━━━ Input data ━━━

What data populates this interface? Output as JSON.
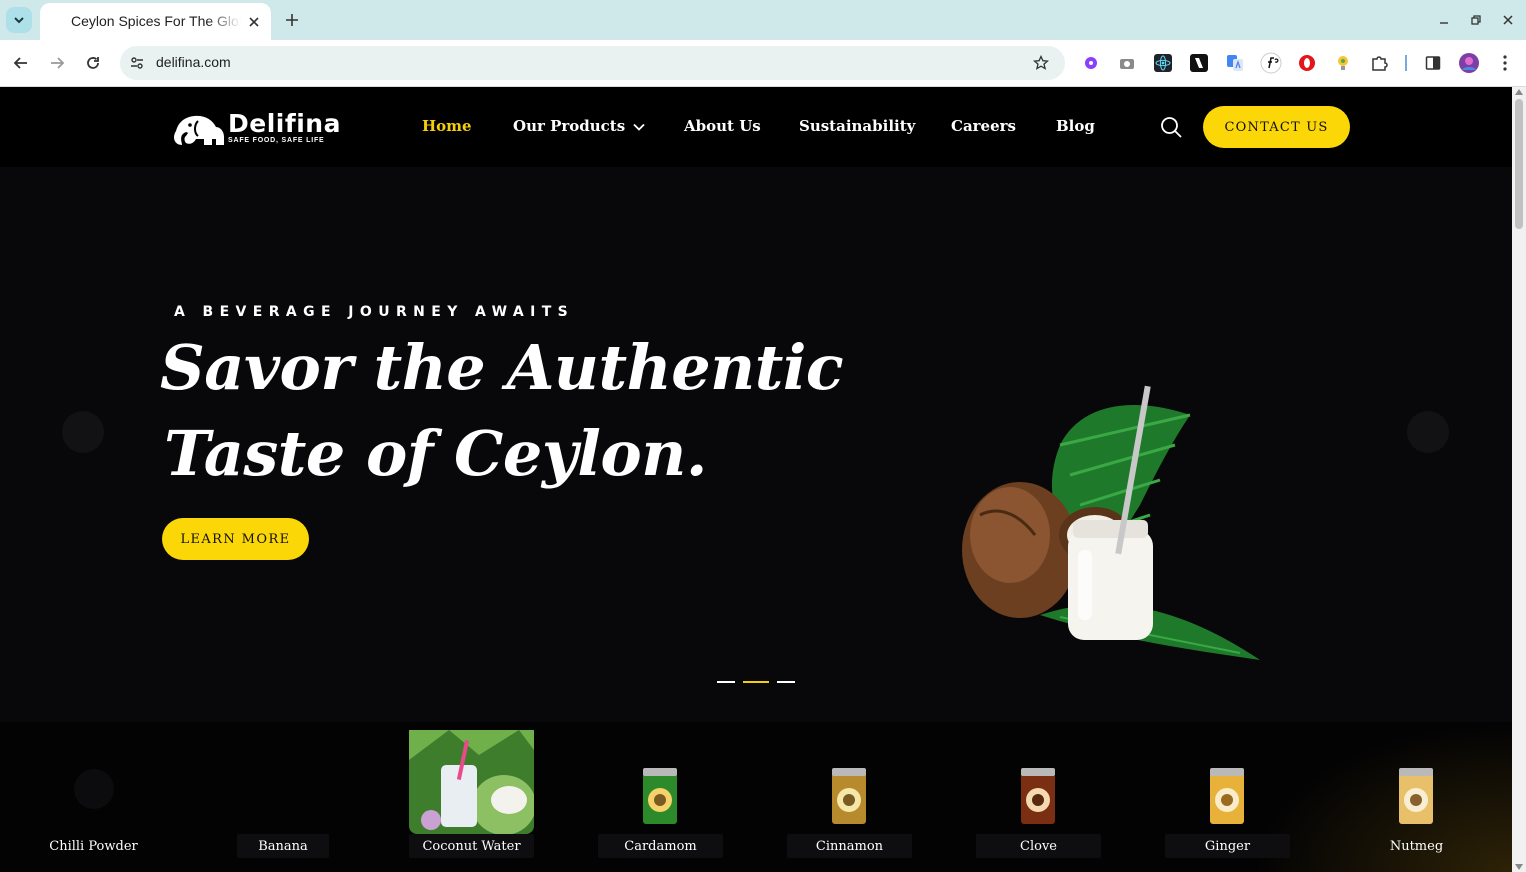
{
  "browser": {
    "tab_title": "Ceylon Spices For The Global",
    "url": "delifina.com"
  },
  "header": {
    "logo_word": "Delifina",
    "logo_tagline": "SAFE FOOD, SAFE LIFE",
    "nav": [
      {
        "label": "Home",
        "active": true
      },
      {
        "label": "Our Products",
        "has_dropdown": true
      },
      {
        "label": "About Us"
      },
      {
        "label": "Sustainability"
      },
      {
        "label": "Careers"
      },
      {
        "label": "Blog"
      }
    ],
    "contact_label": "CONTACT US"
  },
  "hero": {
    "eyebrow": "A BEVERAGE JOURNEY AWAITS",
    "headline_line1": "Savor the Authentic",
    "headline_line2": "Taste of Ceylon.",
    "cta_label": "LEARN MORE",
    "slide_count": 3,
    "active_slide": 2
  },
  "products": [
    {
      "name": "Chilli Powder"
    },
    {
      "name": "Banana"
    },
    {
      "name": "Coconut Water"
    },
    {
      "name": "Cardamom"
    },
    {
      "name": "Cinnamon"
    },
    {
      "name": "Clove"
    },
    {
      "name": "Ginger"
    },
    {
      "name": "Nutmeg"
    }
  ],
  "colors": {
    "accent": "#fcd707",
    "background": "#08080a",
    "header": "#000000"
  }
}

━━━

### Your instructions
Take the records above and transcribe them exactly, dropping every picture.

### Expected output
What data populates this interface? Output as JSON.
{
  "browser": {
    "tab_title": "Ceylon Spices For The Global",
    "url": "delifina.com"
  },
  "header": {
    "logo_word": "Delifina",
    "logo_tagline": "SAFE FOOD, SAFE LIFE",
    "nav": [
      {
        "label": "Home",
        "active": true
      },
      {
        "label": "Our Products",
        "has_dropdown": true
      },
      {
        "label": "About Us"
      },
      {
        "label": "Sustainability"
      },
      {
        "label": "Careers"
      },
      {
        "label": "Blog"
      }
    ],
    "contact_label": "CONTACT US"
  },
  "hero": {
    "eyebrow": "A BEVERAGE JOURNEY AWAITS",
    "headline_line1": "Savor the Authentic",
    "headline_line2": "Taste of Ceylon.",
    "cta_label": "LEARN MORE",
    "slide_count": 3,
    "active_slide": 2
  },
  "products": [
    {
      "name": "Chilli Powder"
    },
    {
      "name": "Banana"
    },
    {
      "name": "Coconut Water"
    },
    {
      "name": "Cardamom"
    },
    {
      "name": "Cinnamon"
    },
    {
      "name": "Clove"
    },
    {
      "name": "Ginger"
    },
    {
      "name": "Nutmeg"
    }
  ],
  "colors": {
    "accent": "#fcd707",
    "background": "#08080a",
    "header": "#000000"
  }
}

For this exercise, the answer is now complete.